— Start —
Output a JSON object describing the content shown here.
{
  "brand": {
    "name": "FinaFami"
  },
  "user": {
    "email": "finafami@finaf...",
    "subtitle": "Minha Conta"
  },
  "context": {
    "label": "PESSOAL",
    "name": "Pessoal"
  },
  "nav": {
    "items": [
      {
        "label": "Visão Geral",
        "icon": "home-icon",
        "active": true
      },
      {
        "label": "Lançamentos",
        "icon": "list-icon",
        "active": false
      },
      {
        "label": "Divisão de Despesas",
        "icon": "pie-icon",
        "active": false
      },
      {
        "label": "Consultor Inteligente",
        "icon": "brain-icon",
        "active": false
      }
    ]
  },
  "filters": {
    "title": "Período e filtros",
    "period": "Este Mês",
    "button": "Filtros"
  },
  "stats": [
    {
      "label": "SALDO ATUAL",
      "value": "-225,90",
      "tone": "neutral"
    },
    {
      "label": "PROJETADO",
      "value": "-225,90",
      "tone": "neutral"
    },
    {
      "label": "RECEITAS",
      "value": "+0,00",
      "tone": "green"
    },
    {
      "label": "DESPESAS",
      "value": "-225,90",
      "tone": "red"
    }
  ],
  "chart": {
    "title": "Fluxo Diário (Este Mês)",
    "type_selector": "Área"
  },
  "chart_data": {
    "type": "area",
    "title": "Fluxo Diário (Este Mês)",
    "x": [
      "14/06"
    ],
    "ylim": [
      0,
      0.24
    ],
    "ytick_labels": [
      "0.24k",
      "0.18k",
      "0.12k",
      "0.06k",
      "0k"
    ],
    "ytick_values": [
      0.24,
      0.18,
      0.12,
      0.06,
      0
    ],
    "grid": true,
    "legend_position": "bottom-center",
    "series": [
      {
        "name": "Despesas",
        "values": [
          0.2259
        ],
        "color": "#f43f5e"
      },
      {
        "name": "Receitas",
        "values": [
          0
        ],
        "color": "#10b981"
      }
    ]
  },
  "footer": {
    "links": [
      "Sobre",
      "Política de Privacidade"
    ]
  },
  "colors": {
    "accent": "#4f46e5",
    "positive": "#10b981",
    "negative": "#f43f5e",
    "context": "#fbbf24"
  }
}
— End —
→ Task goal
Every line containing the string "tone" must be listed.

→ Reply
      "tone": "neutral"
      "tone": "neutral"
      "tone": "green"
      "tone": "red"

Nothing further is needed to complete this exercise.